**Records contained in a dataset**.
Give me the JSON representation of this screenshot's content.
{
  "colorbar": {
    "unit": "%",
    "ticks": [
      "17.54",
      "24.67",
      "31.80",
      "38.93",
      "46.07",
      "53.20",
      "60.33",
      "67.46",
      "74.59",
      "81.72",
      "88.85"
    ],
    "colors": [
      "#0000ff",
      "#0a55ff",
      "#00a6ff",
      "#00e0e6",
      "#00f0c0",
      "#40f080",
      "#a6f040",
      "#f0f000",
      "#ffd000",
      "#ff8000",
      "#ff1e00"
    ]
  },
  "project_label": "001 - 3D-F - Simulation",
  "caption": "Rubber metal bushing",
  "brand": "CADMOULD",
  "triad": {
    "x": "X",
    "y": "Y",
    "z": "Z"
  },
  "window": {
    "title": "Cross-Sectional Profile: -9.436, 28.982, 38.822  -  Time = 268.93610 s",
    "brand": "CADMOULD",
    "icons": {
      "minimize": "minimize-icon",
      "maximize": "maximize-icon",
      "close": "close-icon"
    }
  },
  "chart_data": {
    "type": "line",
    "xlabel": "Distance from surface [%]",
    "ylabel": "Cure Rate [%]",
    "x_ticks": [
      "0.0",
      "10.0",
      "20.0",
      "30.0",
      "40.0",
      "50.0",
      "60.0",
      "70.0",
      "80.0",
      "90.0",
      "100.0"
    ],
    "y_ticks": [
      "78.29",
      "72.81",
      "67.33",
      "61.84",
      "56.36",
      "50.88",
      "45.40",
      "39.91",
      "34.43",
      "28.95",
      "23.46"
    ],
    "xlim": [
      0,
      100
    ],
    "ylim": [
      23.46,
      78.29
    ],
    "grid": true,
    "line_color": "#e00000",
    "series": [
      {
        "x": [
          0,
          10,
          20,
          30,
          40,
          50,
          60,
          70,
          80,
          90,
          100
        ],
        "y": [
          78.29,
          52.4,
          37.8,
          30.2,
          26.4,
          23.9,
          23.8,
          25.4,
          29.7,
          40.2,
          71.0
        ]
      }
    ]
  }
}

==

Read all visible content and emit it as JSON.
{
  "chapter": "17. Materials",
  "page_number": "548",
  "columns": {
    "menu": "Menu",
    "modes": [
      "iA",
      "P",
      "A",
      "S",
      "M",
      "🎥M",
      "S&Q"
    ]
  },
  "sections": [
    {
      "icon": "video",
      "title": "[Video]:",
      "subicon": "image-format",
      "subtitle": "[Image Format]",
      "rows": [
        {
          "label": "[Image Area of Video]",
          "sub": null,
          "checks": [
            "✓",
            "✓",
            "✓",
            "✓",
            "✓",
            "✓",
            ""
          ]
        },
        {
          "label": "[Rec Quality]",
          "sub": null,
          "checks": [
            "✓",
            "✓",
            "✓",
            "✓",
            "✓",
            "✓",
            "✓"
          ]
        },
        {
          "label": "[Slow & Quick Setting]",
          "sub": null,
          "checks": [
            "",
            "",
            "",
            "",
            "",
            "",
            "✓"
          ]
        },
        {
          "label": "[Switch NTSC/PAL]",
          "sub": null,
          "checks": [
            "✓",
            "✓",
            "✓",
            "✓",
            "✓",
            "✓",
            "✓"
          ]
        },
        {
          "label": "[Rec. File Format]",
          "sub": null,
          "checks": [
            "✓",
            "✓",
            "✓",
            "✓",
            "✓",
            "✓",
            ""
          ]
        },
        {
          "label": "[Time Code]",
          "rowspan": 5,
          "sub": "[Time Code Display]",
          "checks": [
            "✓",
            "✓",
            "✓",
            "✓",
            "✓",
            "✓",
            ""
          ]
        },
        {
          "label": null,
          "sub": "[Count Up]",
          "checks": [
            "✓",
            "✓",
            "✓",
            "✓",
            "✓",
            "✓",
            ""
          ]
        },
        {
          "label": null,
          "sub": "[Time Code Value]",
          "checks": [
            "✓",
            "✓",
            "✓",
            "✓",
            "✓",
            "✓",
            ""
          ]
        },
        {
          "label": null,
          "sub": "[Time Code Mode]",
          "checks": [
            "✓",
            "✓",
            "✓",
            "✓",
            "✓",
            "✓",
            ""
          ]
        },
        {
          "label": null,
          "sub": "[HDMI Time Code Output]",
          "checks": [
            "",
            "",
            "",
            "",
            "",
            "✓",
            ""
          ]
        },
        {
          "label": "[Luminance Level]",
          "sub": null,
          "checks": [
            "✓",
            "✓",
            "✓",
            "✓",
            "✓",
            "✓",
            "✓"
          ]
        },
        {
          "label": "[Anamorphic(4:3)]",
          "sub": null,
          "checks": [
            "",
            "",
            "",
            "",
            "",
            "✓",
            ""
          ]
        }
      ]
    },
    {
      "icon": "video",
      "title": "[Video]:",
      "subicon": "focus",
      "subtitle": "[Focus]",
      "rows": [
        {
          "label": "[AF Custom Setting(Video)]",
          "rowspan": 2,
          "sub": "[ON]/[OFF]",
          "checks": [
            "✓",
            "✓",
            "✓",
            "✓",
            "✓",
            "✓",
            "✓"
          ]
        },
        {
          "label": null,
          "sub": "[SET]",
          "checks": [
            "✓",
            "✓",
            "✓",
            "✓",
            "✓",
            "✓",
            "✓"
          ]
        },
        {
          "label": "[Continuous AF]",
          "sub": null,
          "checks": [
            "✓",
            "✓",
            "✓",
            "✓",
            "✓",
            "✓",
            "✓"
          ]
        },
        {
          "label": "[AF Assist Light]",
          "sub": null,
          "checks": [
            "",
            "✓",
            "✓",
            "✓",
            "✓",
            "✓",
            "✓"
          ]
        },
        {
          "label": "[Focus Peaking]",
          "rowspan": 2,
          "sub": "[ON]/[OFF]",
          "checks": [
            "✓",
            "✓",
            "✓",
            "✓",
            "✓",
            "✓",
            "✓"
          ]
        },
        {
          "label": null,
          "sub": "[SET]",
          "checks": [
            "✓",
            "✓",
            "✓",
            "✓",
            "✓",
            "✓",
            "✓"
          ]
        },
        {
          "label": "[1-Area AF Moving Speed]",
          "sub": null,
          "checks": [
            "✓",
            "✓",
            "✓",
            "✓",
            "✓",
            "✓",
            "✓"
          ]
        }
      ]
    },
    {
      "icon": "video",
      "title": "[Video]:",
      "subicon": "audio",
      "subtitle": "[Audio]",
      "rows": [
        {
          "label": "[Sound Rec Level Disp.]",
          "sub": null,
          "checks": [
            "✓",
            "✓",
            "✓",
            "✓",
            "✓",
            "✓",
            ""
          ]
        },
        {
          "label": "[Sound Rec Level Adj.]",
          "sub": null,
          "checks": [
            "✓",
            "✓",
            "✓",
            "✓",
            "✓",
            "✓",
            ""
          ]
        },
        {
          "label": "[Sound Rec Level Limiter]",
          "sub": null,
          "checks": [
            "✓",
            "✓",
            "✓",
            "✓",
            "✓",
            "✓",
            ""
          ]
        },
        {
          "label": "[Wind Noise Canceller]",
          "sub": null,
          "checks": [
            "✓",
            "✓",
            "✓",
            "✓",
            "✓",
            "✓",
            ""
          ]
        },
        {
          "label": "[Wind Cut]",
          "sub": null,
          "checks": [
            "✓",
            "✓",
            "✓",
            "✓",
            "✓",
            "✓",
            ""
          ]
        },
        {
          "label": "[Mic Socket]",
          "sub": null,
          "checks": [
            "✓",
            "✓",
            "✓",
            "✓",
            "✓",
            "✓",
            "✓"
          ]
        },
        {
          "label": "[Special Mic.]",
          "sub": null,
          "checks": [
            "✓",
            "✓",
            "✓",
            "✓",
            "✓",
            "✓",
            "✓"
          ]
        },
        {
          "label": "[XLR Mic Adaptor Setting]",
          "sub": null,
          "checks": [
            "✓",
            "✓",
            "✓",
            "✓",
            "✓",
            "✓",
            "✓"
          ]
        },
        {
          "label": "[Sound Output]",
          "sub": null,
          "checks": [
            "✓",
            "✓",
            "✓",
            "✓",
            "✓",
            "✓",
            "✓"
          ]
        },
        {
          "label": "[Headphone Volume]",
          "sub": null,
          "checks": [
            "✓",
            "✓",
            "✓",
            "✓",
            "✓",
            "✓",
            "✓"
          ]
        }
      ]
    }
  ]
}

**What you should do**. Collect the lines of the records that include the string "JSON".

**Exercise output**.
Give me the JSON representation of this screenshot's content.
Read all visible content and emit it as JSON.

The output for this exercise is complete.